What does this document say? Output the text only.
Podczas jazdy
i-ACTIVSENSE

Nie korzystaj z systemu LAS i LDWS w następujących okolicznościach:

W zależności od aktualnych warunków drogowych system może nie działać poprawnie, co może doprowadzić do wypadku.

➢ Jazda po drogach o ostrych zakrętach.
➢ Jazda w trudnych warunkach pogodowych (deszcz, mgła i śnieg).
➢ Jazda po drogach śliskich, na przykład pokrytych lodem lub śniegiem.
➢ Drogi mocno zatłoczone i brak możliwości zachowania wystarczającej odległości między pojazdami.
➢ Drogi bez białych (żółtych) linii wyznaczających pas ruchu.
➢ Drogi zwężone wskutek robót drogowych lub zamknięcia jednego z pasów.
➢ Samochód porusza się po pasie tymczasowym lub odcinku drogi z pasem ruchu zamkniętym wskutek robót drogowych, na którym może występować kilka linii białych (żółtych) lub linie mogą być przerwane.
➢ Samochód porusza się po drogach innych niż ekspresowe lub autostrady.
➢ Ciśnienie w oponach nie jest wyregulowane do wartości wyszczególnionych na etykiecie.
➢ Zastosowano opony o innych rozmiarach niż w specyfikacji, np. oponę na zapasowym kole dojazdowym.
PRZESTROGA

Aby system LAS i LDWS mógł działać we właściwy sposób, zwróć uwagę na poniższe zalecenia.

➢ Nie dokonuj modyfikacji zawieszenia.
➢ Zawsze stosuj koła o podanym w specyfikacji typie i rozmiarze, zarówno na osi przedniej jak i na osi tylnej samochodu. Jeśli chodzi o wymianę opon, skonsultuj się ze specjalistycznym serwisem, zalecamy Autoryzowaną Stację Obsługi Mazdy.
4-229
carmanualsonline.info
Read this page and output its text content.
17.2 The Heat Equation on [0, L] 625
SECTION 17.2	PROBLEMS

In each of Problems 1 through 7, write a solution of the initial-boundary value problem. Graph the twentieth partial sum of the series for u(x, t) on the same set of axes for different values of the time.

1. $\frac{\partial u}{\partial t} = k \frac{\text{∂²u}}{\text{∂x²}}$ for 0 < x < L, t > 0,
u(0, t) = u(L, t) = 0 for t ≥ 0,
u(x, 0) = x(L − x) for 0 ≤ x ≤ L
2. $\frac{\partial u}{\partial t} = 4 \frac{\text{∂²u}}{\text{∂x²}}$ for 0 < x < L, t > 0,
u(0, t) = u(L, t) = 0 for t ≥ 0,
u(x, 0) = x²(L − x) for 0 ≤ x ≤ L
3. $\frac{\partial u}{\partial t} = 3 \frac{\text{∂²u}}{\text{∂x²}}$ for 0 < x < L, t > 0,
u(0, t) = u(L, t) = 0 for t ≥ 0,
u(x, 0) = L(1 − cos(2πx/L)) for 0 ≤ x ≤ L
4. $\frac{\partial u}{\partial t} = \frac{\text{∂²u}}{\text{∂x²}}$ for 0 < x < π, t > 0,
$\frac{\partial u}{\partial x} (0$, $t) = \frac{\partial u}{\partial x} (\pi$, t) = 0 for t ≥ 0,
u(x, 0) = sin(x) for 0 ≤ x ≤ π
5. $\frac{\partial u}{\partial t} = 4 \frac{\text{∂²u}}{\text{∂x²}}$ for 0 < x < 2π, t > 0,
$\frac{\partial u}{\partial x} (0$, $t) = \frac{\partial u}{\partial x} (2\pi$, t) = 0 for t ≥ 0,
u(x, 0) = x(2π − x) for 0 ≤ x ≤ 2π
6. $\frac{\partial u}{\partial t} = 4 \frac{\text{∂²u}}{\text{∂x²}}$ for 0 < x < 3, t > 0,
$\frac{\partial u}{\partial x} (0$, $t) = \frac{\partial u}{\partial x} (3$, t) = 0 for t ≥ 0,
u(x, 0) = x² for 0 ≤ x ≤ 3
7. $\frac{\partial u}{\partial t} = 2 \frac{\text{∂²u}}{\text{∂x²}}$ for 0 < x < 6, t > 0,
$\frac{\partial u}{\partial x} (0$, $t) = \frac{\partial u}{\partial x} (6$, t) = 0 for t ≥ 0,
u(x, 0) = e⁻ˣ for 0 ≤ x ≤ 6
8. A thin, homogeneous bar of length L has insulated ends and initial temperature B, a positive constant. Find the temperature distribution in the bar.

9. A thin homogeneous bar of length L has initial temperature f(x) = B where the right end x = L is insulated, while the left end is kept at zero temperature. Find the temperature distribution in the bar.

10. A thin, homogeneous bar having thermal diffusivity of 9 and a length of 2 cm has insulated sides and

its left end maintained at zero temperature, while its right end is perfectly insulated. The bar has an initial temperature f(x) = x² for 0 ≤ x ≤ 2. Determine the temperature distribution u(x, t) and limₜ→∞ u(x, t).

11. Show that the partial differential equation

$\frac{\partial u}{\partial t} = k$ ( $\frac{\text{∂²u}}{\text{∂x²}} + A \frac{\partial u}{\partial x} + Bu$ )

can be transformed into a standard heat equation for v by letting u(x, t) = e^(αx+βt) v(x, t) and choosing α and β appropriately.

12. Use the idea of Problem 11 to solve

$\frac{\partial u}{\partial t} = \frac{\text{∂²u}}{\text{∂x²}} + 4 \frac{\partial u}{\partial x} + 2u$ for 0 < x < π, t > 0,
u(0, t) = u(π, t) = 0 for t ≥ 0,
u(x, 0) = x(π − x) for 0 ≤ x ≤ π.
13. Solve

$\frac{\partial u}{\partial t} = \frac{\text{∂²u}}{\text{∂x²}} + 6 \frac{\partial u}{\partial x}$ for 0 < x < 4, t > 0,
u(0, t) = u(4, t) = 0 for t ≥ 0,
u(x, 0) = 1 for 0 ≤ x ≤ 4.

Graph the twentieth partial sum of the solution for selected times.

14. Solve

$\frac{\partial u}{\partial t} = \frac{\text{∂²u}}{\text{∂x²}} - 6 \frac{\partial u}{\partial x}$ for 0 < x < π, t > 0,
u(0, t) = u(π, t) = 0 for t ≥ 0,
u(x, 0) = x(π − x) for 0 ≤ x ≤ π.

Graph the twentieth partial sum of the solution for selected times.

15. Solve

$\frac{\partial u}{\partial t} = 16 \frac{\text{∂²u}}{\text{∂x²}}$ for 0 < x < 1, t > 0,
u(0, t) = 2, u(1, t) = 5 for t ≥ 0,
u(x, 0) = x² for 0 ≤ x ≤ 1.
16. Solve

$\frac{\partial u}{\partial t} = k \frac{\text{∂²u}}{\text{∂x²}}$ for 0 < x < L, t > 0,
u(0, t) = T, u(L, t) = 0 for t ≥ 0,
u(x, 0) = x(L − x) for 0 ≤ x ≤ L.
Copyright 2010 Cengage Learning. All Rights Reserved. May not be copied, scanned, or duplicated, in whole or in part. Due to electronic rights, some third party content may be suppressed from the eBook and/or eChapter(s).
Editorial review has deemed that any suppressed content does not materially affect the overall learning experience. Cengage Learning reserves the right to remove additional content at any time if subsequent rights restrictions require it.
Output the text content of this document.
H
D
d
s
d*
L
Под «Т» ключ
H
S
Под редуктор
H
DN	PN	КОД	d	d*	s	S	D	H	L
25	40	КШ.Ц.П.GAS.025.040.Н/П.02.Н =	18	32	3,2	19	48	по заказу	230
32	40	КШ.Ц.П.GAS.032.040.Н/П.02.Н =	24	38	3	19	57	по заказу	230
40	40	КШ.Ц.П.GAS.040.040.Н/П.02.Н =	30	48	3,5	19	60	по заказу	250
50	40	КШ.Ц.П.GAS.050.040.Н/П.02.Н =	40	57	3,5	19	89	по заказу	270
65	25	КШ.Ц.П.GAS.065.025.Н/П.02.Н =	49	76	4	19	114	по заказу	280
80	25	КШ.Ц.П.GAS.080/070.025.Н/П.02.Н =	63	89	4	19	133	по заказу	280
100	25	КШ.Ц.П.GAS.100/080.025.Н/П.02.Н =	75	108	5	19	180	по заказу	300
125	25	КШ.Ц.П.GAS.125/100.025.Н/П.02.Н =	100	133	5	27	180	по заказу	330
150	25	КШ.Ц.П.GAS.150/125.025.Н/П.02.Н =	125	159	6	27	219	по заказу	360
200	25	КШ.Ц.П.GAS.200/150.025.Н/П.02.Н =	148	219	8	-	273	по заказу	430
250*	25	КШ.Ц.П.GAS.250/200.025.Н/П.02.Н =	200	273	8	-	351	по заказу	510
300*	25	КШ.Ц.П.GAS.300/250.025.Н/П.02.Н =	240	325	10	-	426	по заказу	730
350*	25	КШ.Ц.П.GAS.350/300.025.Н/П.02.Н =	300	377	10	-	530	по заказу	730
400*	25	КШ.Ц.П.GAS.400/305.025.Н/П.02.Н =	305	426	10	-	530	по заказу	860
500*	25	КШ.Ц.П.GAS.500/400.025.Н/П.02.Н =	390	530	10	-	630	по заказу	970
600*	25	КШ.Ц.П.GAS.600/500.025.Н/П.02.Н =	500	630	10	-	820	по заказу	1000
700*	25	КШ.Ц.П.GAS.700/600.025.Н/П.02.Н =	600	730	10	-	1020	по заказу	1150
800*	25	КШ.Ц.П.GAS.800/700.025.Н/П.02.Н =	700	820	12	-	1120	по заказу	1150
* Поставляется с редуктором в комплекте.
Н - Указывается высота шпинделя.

◆ ◆ ◆

■ DIRECTION: Give the number of lines in the data that contain "while", with no other words.

■ EXERCISE ANSWER: 2